### EXERCISE
Your task is to transcribe all of the data below exactly, omitting the images.

### THE INPUT
·····

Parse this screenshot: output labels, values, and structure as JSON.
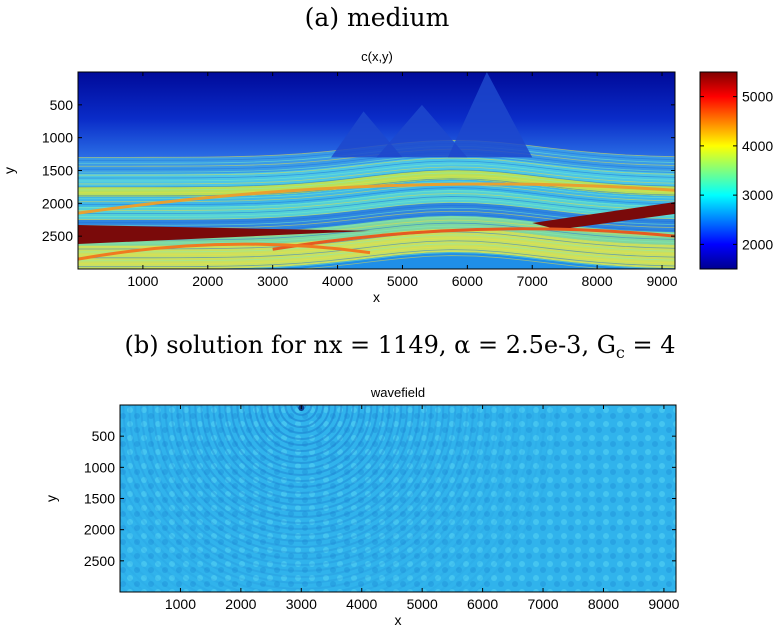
{
  "chart_data": [
    {
      "type": "heatmap",
      "panel_title": "(a) medium",
      "title": "c(x,y)",
      "xlabel": "x",
      "ylabel": "y",
      "xlim": [
        0,
        9200
      ],
      "ylim": [
        3000,
        0
      ],
      "xticks": [
        1000,
        2000,
        3000,
        4000,
        5000,
        6000,
        7000,
        8000,
        9000
      ],
      "yticks": [
        500,
        1000,
        1500,
        2000,
        2500
      ],
      "colorbar": {
        "range": [
          1500,
          5500
        ],
        "ticks": [
          2000,
          3000,
          4000,
          5000
        ],
        "colormap": "jet"
      },
      "grid": false
    },
    {
      "type": "heatmap",
      "panel_title": "(b) solution for nx = 1149, α = 2.5e-3, G",
      "panel_title_sub": "c",
      "panel_title_tail": " = 4",
      "title": "wavefield",
      "xlabel": "x",
      "ylabel": "y",
      "xlim": [
        0,
        9200
      ],
      "ylim": [
        3000,
        0
      ],
      "xticks": [
        1000,
        2000,
        3000,
        4000,
        5000,
        6000,
        7000,
        8000,
        9000
      ],
      "yticks": [
        500,
        1000,
        1500,
        2000,
        2500
      ],
      "source_x": 3000,
      "source_y": 0,
      "grid": false
    }
  ],
  "colors": {
    "jet_low": "#00008f",
    "jet_mid": "#23d6f1",
    "jet_high": "#800000",
    "wavefield_base": "#2fb4ec"
  }
}
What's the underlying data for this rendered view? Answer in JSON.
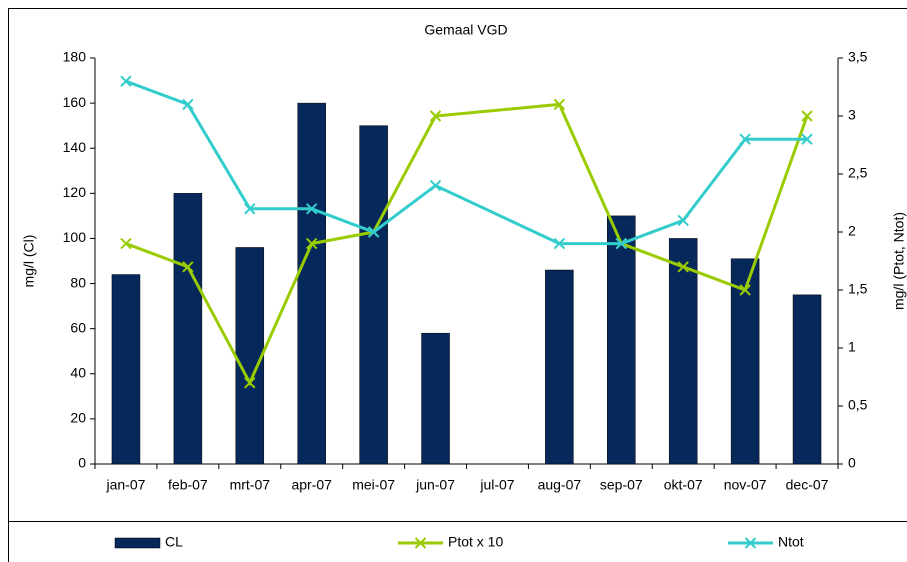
{
  "chart_data": {
    "type": "bar_line",
    "title": "Gemaal VGD",
    "categories": [
      "jan-07",
      "feb-07",
      "mrt-07",
      "apr-07",
      "mei-07",
      "jun-07",
      "jul-07",
      "aug-07",
      "sep-07",
      "okt-07",
      "nov-07",
      "dec-07"
    ],
    "series": [
      {
        "name": "CL",
        "type": "bar",
        "color": "#06285a",
        "values": [
          84,
          120,
          96,
          160,
          150,
          58,
          null,
          86,
          110,
          100,
          91,
          75
        ]
      },
      {
        "name": "Ptot x 10",
        "type": "line",
        "axis": "y2",
        "color": "#99cc00",
        "values": [
          1.9,
          1.7,
          0.7,
          1.9,
          2.0,
          3.0,
          null,
          3.1,
          1.9,
          1.7,
          1.5,
          3.0
        ]
      },
      {
        "name": "Ntot",
        "type": "line",
        "axis": "y2",
        "color": "#33cccc",
        "values": [
          3.3,
          3.1,
          2.2,
          2.2,
          2.0,
          2.4,
          null,
          1.9,
          1.9,
          2.1,
          2.8,
          2.8
        ]
      }
    ],
    "ylabel": "mg/l (Cl)",
    "y2label": "mg/l (Ptot, Ntot)",
    "ylim": [
      0,
      180
    ],
    "yticks": [
      0,
      20,
      40,
      60,
      80,
      100,
      120,
      140,
      160,
      180
    ],
    "y2lim": [
      0,
      3.5
    ],
    "y2ticks": [
      0,
      {
        "value": 0.5,
        "label": "0,5"
      },
      1,
      {
        "value": 1.5,
        "label": "1,5"
      },
      2,
      {
        "value": 2.5,
        "label": "2,5"
      },
      3,
      {
        "value": 3.5,
        "label": "3,5"
      }
    ],
    "connect_gaps": true,
    "grid": false,
    "legend": "bottom"
  }
}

·····

### WORKED SOLUTION
Parse this screenshot: output labels, values, and structure as JSON.
{
  "chart_data": [
    {
      "type": "heatmap",
      "panel_title": "(a) medium",
      "title": "c(x,y)",
      "xlabel": "x",
      "ylabel": "y",
      "xlim": [
        0,
        9200
      ],
      "ylim": [
        3000,
        0
      ],
      "xticks": [
        1000,
        2000,
        3000,
        4000,
        5000,
        6000,
        7000,
        8000,
        9000
      ],
      "yticks": [
        500,
        1000,
        1500,
        2000,
        2500
      ],
      "colorbar": {
        "range": [
          1500,
          5500
        ],
        "ticks": [
          2000,
          3000,
          4000,
          5000
        ],
        "colormap": "jet"
      },
      "grid": false
    },
    {
      "type": "heatmap",
      "panel_title": "(b) solution for nx = 1149, α = 2.5e-3, G",
      "panel_title_sub": "c",
      "panel_title_tail": " = 4",
      "title": "wavefield",
      "xlabel": "x",
      "ylabel": "y",
      "xlim": [
        0,
        9200
      ],
      "ylim": [
        3000,
        0
      ],
      "xticks": [
        1000,
        2000,
        3000,
        4000,
        5000,
        6000,
        7000,
        8000,
        9000
      ],
      "yticks": [
        500,
        1000,
        1500,
        2000,
        2500
      ],
      "source_x": 3000,
      "source_y": 0,
      "grid": false
    }
  ],
  "colors": {
    "jet_low": "#00008f",
    "jet_mid": "#23d6f1",
    "jet_high": "#800000",
    "wavefield_base": "#2fb4ec"
  }
}
What's the underlying data for this rendered view? Answer in JSON.
{
  "chart_data": {
    "type": "bar_line",
    "title": "Gemaal VGD",
    "categories": [
      "jan-07",
      "feb-07",
      "mrt-07",
      "apr-07",
      "mei-07",
      "jun-07",
      "jul-07",
      "aug-07",
      "sep-07",
      "okt-07",
      "nov-07",
      "dec-07"
    ],
    "series": [
      {
        "name": "CL",
        "type": "bar",
        "color": "#06285a",
        "values": [
          84,
          120,
          96,
          160,
          150,
          58,
          null,
          86,
          110,
          100,
          91,
          75
        ]
      },
      {
        "name": "Ptot x 10",
        "type": "line",
        "axis": "y2",
        "color": "#99cc00",
        "values": [
          1.9,
          1.7,
          0.7,
          1.9,
          2.0,
          3.0,
          null,
          3.1,
          1.9,
          1.7,
          1.5,
          3.0
        ]
      },
      {
        "name": "Ntot",
        "type": "line",
        "axis": "y2",
        "color": "#33cccc",
        "values": [
          3.3,
          3.1,
          2.2,
          2.2,
          2.0,
          2.4,
          null,
          1.9,
          1.9,
          2.1,
          2.8,
          2.8
        ]
      }
    ],
    "ylabel": "mg/l (Cl)",
    "y2label": "mg/l (Ptot, Ntot)",
    "ylim": [
      0,
      180
    ],
    "yticks": [
      0,
      20,
      40,
      60,
      80,
      100,
      120,
      140,
      160,
      180
    ],
    "y2lim": [
      0,
      3.5
    ],
    "y2ticks": [
      0,
      {
        "value": 0.5,
        "label": "0,5"
      },
      1,
      {
        "value": 1.5,
        "label": "1,5"
      },
      2,
      {
        "value": 2.5,
        "label": "2,5"
      },
      3,
      {
        "value": 3.5,
        "label": "3,5"
      }
    ],
    "connect_gaps": true,
    "grid": false,
    "legend": "bottom"
  }
}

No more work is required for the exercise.